» **Short problem**
Repeat the records below word for word, but start at the line that contains "Output the underlying", stop after the last line, and include nothing else.

.....

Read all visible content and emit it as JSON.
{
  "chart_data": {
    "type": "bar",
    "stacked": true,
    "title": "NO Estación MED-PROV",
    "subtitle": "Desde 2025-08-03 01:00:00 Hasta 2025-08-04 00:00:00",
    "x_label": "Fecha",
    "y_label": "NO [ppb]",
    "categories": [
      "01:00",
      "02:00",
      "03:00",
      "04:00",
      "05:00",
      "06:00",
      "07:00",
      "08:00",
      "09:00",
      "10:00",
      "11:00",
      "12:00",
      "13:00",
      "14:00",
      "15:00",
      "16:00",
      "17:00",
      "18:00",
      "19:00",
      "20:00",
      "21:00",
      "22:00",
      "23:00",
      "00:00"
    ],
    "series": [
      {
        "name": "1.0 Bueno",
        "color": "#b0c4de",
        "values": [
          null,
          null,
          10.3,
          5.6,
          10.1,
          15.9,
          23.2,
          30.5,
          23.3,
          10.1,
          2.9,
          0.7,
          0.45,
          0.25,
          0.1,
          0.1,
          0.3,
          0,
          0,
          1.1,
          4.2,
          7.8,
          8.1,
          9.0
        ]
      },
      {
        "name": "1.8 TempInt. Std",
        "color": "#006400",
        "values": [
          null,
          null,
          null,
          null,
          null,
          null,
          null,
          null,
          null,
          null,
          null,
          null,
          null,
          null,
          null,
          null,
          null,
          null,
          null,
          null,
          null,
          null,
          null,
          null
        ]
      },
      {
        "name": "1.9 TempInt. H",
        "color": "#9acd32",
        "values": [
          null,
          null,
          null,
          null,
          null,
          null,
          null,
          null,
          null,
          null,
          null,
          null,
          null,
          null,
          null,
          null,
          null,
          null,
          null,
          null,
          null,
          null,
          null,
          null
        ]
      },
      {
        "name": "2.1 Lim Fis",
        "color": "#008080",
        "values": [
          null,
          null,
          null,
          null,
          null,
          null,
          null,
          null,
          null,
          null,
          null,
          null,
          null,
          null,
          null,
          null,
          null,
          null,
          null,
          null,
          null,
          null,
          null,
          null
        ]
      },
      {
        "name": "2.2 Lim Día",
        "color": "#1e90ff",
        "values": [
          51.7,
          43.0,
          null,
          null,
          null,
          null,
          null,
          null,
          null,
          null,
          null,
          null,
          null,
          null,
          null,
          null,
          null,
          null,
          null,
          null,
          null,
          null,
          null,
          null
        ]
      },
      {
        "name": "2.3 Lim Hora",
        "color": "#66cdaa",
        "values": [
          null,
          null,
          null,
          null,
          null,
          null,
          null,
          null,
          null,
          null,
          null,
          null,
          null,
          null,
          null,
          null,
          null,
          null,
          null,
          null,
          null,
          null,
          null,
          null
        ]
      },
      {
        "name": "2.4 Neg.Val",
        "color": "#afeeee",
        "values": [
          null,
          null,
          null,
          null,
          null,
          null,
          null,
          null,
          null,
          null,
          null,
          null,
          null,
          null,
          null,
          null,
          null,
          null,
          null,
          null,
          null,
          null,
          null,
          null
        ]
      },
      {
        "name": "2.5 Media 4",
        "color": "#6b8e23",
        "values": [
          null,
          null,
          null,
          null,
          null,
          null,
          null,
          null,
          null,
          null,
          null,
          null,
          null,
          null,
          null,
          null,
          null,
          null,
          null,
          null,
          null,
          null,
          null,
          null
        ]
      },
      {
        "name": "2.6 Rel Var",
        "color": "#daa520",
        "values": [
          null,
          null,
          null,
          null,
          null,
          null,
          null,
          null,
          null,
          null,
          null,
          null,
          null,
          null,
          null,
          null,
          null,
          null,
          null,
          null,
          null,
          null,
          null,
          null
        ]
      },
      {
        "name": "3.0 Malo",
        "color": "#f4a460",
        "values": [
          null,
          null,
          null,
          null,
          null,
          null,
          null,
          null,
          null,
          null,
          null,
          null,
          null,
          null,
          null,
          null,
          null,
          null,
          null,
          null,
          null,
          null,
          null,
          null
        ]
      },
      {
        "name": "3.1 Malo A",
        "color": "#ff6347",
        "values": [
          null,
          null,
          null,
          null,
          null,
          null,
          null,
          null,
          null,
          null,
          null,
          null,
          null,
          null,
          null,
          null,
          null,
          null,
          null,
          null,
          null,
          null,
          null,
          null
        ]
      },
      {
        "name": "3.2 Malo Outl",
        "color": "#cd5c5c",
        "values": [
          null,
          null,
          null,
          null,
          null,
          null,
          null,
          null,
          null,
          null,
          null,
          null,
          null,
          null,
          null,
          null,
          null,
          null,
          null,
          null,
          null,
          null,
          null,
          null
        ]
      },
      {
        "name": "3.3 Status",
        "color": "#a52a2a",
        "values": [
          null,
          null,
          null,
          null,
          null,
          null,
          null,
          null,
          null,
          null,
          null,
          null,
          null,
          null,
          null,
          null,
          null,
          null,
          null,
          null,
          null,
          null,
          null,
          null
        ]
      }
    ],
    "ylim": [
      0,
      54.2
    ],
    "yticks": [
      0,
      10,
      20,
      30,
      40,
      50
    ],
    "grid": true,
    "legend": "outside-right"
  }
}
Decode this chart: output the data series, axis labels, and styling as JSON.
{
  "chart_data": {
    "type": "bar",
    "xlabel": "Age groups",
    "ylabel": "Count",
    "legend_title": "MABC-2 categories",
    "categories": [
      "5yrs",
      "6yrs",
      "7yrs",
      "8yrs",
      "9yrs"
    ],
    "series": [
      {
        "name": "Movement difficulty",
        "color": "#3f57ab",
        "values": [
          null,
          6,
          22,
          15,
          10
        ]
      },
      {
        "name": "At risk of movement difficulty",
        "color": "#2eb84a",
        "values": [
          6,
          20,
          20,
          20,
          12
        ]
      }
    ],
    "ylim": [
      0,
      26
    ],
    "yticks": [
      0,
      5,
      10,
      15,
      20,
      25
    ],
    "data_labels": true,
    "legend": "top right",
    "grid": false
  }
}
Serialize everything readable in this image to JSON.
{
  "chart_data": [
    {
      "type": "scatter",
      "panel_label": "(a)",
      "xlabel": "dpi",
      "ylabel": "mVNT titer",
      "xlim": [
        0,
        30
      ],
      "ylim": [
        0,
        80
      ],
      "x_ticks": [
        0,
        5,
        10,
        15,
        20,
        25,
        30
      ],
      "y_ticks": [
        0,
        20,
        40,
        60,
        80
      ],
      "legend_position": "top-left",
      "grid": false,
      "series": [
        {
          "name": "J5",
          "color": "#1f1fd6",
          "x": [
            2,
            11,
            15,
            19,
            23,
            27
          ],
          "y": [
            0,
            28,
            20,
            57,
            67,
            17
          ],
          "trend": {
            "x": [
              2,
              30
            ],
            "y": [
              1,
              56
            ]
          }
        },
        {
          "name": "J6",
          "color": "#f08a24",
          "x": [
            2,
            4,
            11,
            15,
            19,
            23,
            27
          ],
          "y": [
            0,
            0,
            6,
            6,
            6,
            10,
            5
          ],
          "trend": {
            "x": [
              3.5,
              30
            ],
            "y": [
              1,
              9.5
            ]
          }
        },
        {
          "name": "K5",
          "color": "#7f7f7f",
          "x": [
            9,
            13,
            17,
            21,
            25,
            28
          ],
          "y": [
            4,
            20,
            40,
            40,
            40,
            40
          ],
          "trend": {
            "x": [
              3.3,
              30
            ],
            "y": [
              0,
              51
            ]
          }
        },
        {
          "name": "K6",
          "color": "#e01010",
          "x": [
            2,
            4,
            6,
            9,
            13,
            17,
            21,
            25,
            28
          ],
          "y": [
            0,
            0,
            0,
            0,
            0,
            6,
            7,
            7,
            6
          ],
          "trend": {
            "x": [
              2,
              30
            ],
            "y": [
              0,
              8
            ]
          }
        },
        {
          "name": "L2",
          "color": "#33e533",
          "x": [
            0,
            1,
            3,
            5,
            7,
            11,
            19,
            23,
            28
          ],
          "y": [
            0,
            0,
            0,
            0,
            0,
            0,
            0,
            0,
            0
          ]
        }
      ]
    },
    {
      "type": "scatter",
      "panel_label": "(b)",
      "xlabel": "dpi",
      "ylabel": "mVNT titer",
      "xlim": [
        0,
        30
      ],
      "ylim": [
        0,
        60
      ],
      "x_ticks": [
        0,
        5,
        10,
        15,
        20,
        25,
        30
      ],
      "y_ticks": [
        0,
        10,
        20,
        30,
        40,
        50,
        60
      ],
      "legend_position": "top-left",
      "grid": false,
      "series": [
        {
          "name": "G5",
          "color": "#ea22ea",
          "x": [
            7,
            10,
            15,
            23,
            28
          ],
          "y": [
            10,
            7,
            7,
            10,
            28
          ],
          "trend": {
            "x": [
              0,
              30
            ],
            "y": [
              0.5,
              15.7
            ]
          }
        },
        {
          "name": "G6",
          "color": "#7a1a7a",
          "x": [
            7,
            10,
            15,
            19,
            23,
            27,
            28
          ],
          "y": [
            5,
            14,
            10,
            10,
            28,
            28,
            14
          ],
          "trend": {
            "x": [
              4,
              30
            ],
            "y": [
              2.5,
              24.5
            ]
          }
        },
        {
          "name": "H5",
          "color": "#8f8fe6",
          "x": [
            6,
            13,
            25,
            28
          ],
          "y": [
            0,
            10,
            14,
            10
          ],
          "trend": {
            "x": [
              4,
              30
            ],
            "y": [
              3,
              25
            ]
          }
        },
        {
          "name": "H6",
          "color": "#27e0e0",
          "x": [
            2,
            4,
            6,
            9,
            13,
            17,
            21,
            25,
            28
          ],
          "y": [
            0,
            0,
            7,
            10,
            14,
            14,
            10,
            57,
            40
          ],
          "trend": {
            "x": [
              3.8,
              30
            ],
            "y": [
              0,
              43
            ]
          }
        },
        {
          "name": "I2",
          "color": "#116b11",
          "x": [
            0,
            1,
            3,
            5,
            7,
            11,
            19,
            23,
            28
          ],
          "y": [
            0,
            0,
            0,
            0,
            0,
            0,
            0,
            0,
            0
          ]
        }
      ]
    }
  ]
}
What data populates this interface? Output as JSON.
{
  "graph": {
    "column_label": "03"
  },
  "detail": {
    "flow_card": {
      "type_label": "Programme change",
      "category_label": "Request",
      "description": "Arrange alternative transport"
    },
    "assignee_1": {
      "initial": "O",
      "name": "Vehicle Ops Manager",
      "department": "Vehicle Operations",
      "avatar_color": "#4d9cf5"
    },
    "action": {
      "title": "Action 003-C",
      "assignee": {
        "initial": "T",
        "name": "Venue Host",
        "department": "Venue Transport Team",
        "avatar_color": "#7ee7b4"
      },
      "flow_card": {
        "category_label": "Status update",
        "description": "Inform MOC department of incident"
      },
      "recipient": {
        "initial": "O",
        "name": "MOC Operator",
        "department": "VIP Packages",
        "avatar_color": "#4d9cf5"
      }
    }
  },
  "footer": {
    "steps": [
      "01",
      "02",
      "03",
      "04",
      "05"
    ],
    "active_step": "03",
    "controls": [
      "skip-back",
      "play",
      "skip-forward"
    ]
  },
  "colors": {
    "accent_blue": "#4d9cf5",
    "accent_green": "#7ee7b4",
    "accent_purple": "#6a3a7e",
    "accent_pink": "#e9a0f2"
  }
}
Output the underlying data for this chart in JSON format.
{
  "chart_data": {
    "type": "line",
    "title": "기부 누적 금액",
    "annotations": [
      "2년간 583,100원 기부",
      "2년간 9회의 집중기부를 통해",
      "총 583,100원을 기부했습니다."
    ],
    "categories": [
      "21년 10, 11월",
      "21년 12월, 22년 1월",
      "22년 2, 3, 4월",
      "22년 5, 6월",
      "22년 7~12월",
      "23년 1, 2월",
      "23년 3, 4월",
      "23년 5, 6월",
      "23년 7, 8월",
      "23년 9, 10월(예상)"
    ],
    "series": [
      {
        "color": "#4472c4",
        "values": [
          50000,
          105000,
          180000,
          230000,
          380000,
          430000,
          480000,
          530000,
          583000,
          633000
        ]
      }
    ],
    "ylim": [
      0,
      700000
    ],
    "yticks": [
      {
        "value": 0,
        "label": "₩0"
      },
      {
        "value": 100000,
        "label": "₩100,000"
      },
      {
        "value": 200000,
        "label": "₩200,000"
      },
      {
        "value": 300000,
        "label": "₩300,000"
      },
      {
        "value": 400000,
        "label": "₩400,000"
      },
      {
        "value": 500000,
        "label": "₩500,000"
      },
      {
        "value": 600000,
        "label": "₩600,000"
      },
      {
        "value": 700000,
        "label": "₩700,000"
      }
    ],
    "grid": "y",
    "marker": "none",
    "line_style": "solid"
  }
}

.....

» **Problem solution**
Output the underlying data for this chart in JSON format.
{
  "chart_data": {
    "type": "line",
    "title": "기부 누적 금액",
    "annotations": [
      "2년간 583,100원 기부",
      "2년간 9회의 집중기부를 통해",
      "총 583,100원을 기부했습니다."
    ],
    "categories": [
      "21년 10, 11월",
      "21년 12월, 22년 1월",
      "22년 2, 3, 4월",
      "22년 5, 6월",
      "22년 7~12월",
      "23년 1, 2월",
      "23년 3, 4월",
      "23년 5, 6월",
      "23년 7, 8월",
      "23년 9, 10월(예상)"
    ],
    "series": [
      {
        "color": "#4472c4",
        "values": [
          50000,
          105000,
          180000,
          230000,
          380000,
          430000,
          480000,
          530000,
          583000,
          633000
        ]
      }
    ],
    "ylim": [
      0,
      700000
    ],
    "yticks": [
      {
        "value": 0,
        "label": "₩0"
      },
      {
        "value": 100000,
        "label": "₩100,000"
      },
      {
        "value": 200000,
        "label": "₩200,000"
      },
      {
        "value": 300000,
        "label": "₩300,000"
      },
      {
        "value": 400000,
        "label": "₩400,000"
      },
      {
        "value": 500000,
        "label": "₩500,000"
      },
      {
        "value": 600000,
        "label": "₩600,000"
      },
      {
        "value": 700000,
        "label": "₩700,000"
      }
    ],
    "grid": "y",
    "marker": "none",
    "line_style": "solid"
  }
}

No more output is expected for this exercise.